══ Dataset ══
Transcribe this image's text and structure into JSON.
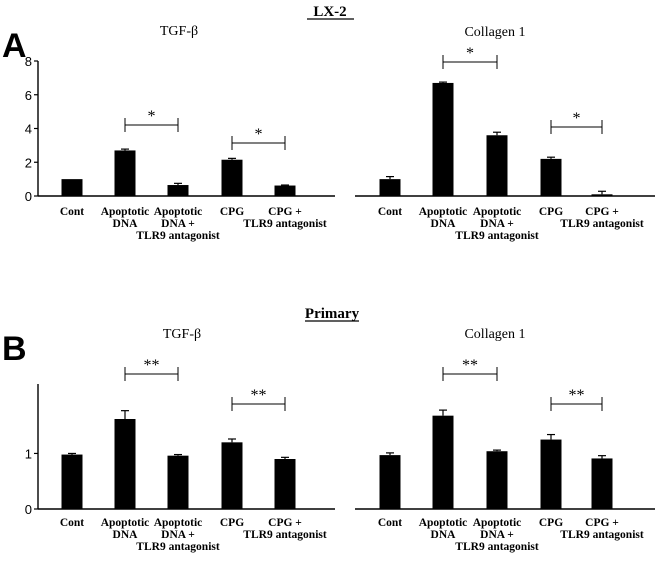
{
  "figure": {
    "panel_a_letter": "A",
    "panel_b_letter": "B",
    "section_a_title": "LX-2",
    "section_b_title": "Primary"
  },
  "chart_data": [
    {
      "type": "bar",
      "panel": "A",
      "title": "TGF-β",
      "categories": [
        [
          "Cont"
        ],
        [
          "Apoptotic",
          "DNA"
        ],
        [
          "Apoptotic",
          "DNA +",
          "TLR9 antagonist"
        ],
        [
          "CPG"
        ],
        [
          "CPG +",
          "TLR9 antagonist"
        ]
      ],
      "values": [
        1.0,
        2.7,
        0.65,
        2.15,
        0.62
      ],
      "errors": [
        0.0,
        0.08,
        0.1,
        0.08,
        0.03
      ],
      "ylim": [
        0,
        8
      ],
      "yticks": [
        0,
        2,
        4,
        6,
        8
      ],
      "significance": [
        {
          "from": 1,
          "to": 2,
          "label": "*"
        },
        {
          "from": 3,
          "to": 4,
          "label": "*"
        }
      ]
    },
    {
      "type": "bar",
      "panel": "A",
      "title": "Collagen 1",
      "categories": [
        [
          "Cont"
        ],
        [
          "Apoptotic",
          "DNA"
        ],
        [
          "Apoptotic",
          "DNA +",
          "TLR9 antagonist"
        ],
        [
          "CPG"
        ],
        [
          "CPG +",
          "TLR9 antagonist"
        ]
      ],
      "values": [
        1.0,
        6.7,
        3.6,
        2.2,
        0.1
      ],
      "errors": [
        0.15,
        0.05,
        0.18,
        0.1,
        0.18
      ],
      "ylim": [
        0,
        8
      ],
      "yticks": [],
      "significance": [
        {
          "from": 1,
          "to": 2,
          "label": "*"
        },
        {
          "from": 3,
          "to": 4,
          "label": "*"
        }
      ]
    },
    {
      "type": "bar",
      "panel": "B",
      "title": "TGF-β",
      "categories": [
        [
          "Cont"
        ],
        [
          "Apoptotic",
          "DNA"
        ],
        [
          "Apoptotic",
          "DNA +",
          "TLR9 antagonist"
        ],
        [
          "CPG"
        ],
        [
          "CPG +",
          "TLR9 antagonist"
        ]
      ],
      "values": [
        0.98,
        1.62,
        0.96,
        1.2,
        0.9
      ],
      "errors": [
        0.02,
        0.15,
        0.02,
        0.06,
        0.03
      ],
      "ylim": [
        0,
        2.25
      ],
      "yticks": [
        0,
        1
      ],
      "significance": [
        {
          "from": 1,
          "to": 2,
          "label": "**"
        },
        {
          "from": 3,
          "to": 4,
          "label": "**"
        }
      ]
    },
    {
      "type": "bar",
      "panel": "B",
      "title": "Collagen 1",
      "categories": [
        [
          "Cont"
        ],
        [
          "Apoptotic",
          "DNA"
        ],
        [
          "Apoptotic",
          "DNA +",
          "TLR9 antagonist"
        ],
        [
          "CPG"
        ],
        [
          "CPG +",
          "TLR9 antagonist"
        ]
      ],
      "values": [
        0.97,
        1.68,
        1.04,
        1.25,
        0.91
      ],
      "errors": [
        0.04,
        0.1,
        0.02,
        0.09,
        0.05
      ],
      "ylim": [
        0,
        2.25
      ],
      "yticks": [],
      "significance": [
        {
          "from": 1,
          "to": 2,
          "label": "**"
        },
        {
          "from": 3,
          "to": 4,
          "label": "**"
        }
      ]
    }
  ]
}
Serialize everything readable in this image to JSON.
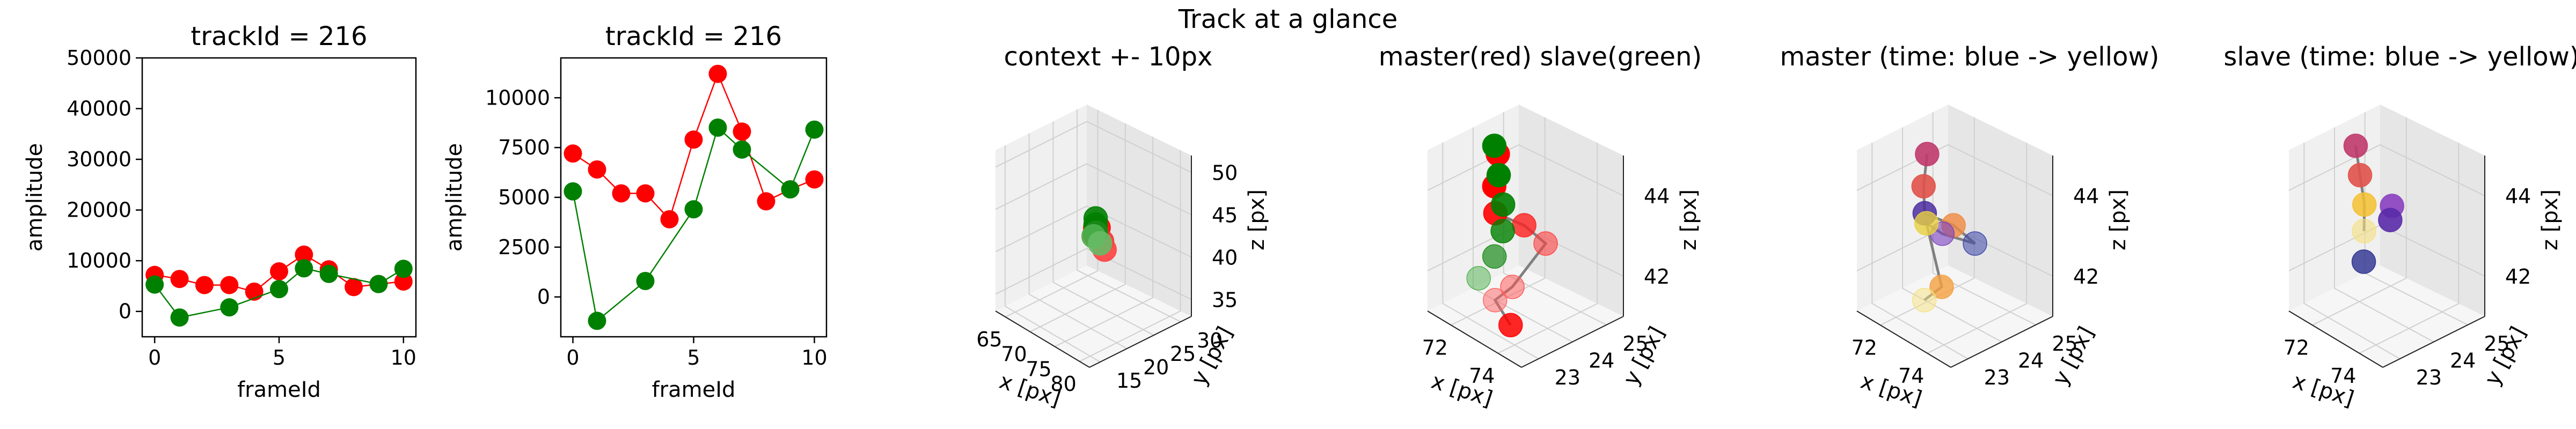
═══
**What you need to do**: Every line above should be repeated exactly; pictures stay out of the copy.

**Result below**:
Transcribe this image's text and structure into JSON.
{
  "figure": {
    "panel_a_letter": "A",
    "panel_b_letter": "B",
    "section_a_title": "LX-2",
    "section_b_title": "Primary"
  },
  "chart_data": [
    {
      "type": "bar",
      "panel": "A",
      "title": "TGF-β",
      "categories": [
        [
          "Cont"
        ],
        [
          "Apoptotic",
          "DNA"
        ],
        [
          "Apoptotic",
          "DNA +",
          "TLR9 antagonist"
        ],
        [
          "CPG"
        ],
        [
          "CPG +",
          "TLR9 antagonist"
        ]
      ],
      "values": [
        1.0,
        2.7,
        0.65,
        2.15,
        0.62
      ],
      "errors": [
        0.0,
        0.08,
        0.1,
        0.08,
        0.03
      ],
      "ylim": [
        0,
        8
      ],
      "yticks": [
        0,
        2,
        4,
        6,
        8
      ],
      "significance": [
        {
          "from": 1,
          "to": 2,
          "label": "*"
        },
        {
          "from": 3,
          "to": 4,
          "label": "*"
        }
      ]
    },
    {
      "type": "bar",
      "panel": "A",
      "title": "Collagen 1",
      "categories": [
        [
          "Cont"
        ],
        [
          "Apoptotic",
          "DNA"
        ],
        [
          "Apoptotic",
          "DNA +",
          "TLR9 antagonist"
        ],
        [
          "CPG"
        ],
        [
          "CPG +",
          "TLR9 antagonist"
        ]
      ],
      "values": [
        1.0,
        6.7,
        3.6,
        2.2,
        0.1
      ],
      "errors": [
        0.15,
        0.05,
        0.18,
        0.1,
        0.18
      ],
      "ylim": [
        0,
        8
      ],
      "yticks": [],
      "significance": [
        {
          "from": 1,
          "to": 2,
          "label": "*"
        },
        {
          "from": 3,
          "to": 4,
          "label": "*"
        }
      ]
    },
    {
      "type": "bar",
      "panel": "B",
      "title": "TGF-β",
      "categories": [
        [
          "Cont"
        ],
        [
          "Apoptotic",
          "DNA"
        ],
        [
          "Apoptotic",
          "DNA +",
          "TLR9 antagonist"
        ],
        [
          "CPG"
        ],
        [
          "CPG +",
          "TLR9 antagonist"
        ]
      ],
      "values": [
        0.98,
        1.62,
        0.96,
        1.2,
        0.9
      ],
      "errors": [
        0.02,
        0.15,
        0.02,
        0.06,
        0.03
      ],
      "ylim": [
        0,
        2.25
      ],
      "yticks": [
        0,
        1
      ],
      "significance": [
        {
          "from": 1,
          "to": 2,
          "label": "**"
        },
        {
          "from": 3,
          "to": 4,
          "label": "**"
        }
      ]
    },
    {
      "type": "bar",
      "panel": "B",
      "title": "Collagen 1",
      "categories": [
        [
          "Cont"
        ],
        [
          "Apoptotic",
          "DNA"
        ],
        [
          "Apoptotic",
          "DNA +",
          "TLR9 antagonist"
        ],
        [
          "CPG"
        ],
        [
          "CPG +",
          "TLR9 antagonist"
        ]
      ],
      "values": [
        0.97,
        1.68,
        1.04,
        1.25,
        0.91
      ],
      "errors": [
        0.04,
        0.1,
        0.02,
        0.09,
        0.05
      ],
      "ylim": [
        0,
        2.25
      ],
      "yticks": [],
      "significance": [
        {
          "from": 1,
          "to": 2,
          "label": "**"
        },
        {
          "from": 3,
          "to": 4,
          "label": "**"
        }
      ]
    }
  ]
}
Serialize everything readable in this image to JSON.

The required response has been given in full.